**AIM OF THE TASK**
All of the lines below are to be transcribed faithfully, with pictures excluded from the copy.

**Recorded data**
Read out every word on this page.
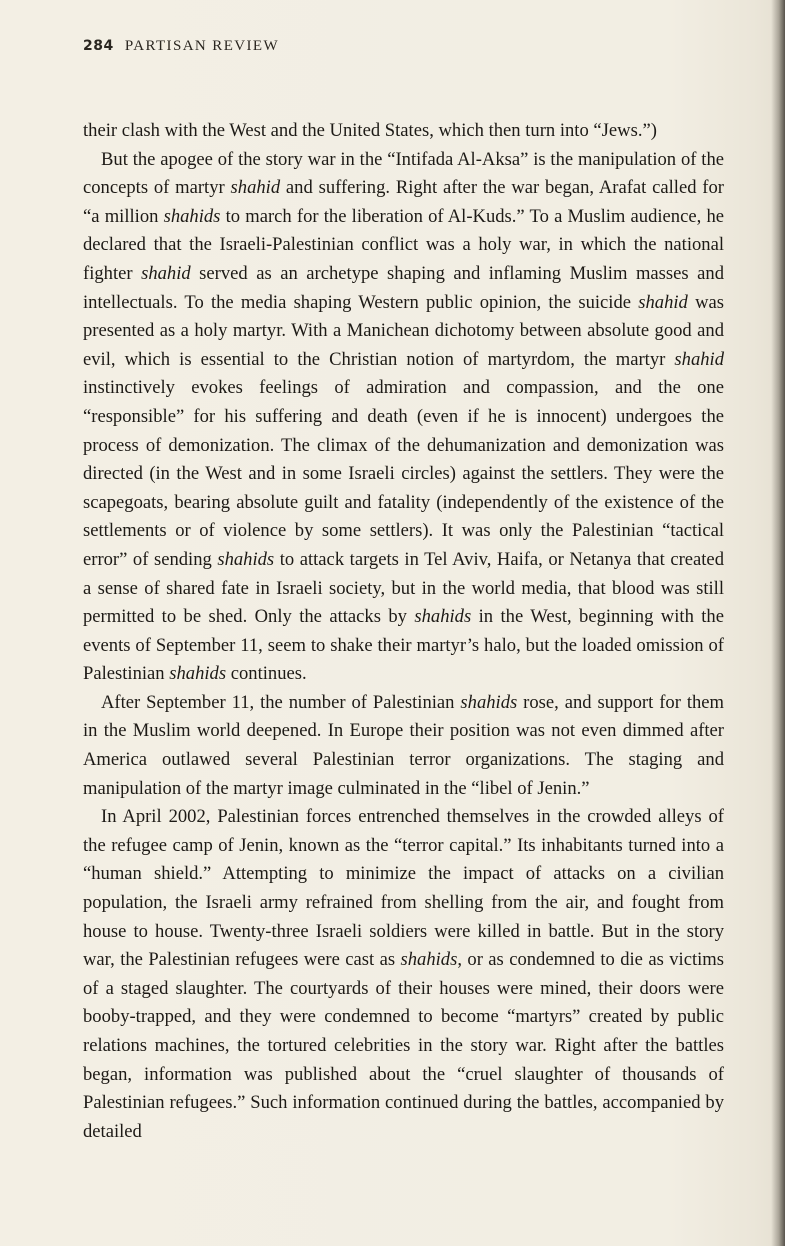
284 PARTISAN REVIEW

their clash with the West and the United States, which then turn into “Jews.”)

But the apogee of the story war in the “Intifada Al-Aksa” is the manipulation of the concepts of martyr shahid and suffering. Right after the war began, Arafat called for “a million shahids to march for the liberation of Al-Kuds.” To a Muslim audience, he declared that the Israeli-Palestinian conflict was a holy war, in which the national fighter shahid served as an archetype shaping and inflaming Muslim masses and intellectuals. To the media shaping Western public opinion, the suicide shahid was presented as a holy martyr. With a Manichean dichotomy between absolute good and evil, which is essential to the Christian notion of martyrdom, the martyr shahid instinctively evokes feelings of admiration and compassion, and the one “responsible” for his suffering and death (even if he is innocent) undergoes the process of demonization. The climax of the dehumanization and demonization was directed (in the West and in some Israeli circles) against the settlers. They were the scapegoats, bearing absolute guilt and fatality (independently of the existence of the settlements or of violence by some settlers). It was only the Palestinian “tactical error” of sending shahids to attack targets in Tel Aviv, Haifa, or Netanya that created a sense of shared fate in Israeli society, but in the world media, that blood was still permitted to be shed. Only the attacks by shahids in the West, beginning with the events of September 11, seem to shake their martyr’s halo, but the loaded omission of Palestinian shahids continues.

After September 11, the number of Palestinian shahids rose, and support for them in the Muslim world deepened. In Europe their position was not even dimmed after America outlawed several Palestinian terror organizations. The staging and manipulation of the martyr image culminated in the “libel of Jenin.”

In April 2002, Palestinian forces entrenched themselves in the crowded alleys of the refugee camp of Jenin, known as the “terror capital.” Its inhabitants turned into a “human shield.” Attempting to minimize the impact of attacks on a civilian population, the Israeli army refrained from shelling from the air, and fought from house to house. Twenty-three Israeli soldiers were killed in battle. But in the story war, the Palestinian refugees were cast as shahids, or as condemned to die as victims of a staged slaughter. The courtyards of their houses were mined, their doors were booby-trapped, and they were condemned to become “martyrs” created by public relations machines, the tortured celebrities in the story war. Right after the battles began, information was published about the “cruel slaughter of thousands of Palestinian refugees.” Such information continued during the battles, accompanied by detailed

**EXERCISE RESPONSE**
Read out every word on this page.
284 PARTISAN REVIEW

their clash with the West and the United States, which then turn into “Jews.”)

But the apogee of the story war in the “Intifada Al-Aksa” is the manipulation of the concepts of martyr shahid and suffering. Right after the war began, Arafat called for “a million shahids to march for the liberation of Al-Kuds.” To a Muslim audience, he declared that the Israeli-Palestinian conflict was a holy war, in which the national fighter shahid served as an archetype shaping and inflaming Muslim masses and intellectuals. To the media shaping Western public opinion, the suicide shahid was presented as a holy martyr. With a Manichean dichotomy between absolute good and evil, which is essential to the Christian notion of martyrdom, the martyr shahid instinctively evokes feelings of admiration and compassion, and the one “responsible” for his suffering and death (even if he is innocent) undergoes the process of demonization. The climax of the dehumanization and demonization was directed (in the West and in some Israeli circles) against the settlers. They were the scapegoats, bearing absolute guilt and fatality (independently of the existence of the settlements or of violence by some settlers). It was only the Palestinian “tactical error” of sending shahids to attack targets in Tel Aviv, Haifa, or Netanya that created a sense of shared fate in Israeli society, but in the world media, that blood was still permitted to be shed. Only the attacks by shahids in the West, beginning with the events of September 11, seem to shake their martyr’s halo, but the loaded omission of Palestinian shahids continues.

After September 11, the number of Palestinian shahids rose, and support for them in the Muslim world deepened. In Europe their position was not even dimmed after America outlawed several Palestinian terror organizations. The staging and manipulation of the martyr image culminated in the “libel of Jenin.”

In April 2002, Palestinian forces entrenched themselves in the crowded alleys of the refugee camp of Jenin, known as the “terror capital.” Its inhabitants turned into a “human shield.” Attempting to minimize the impact of attacks on a civilian population, the Israeli army refrained from shelling from the air, and fought from house to house. Twenty-three Israeli soldiers were killed in battle. But in the story war, the Palestinian refugees were cast as shahids, or as condemned to die as victims of a staged slaughter. The courtyards of their houses were mined, their doors were booby-trapped, and they were condemned to become “martyrs” created by public relations machines, the tortured celebrities in the story war. Right after the battles began, information was published about the “cruel slaughter of thousands of Palestinian refugees.” Such information continued during the battles, accompanied by detailed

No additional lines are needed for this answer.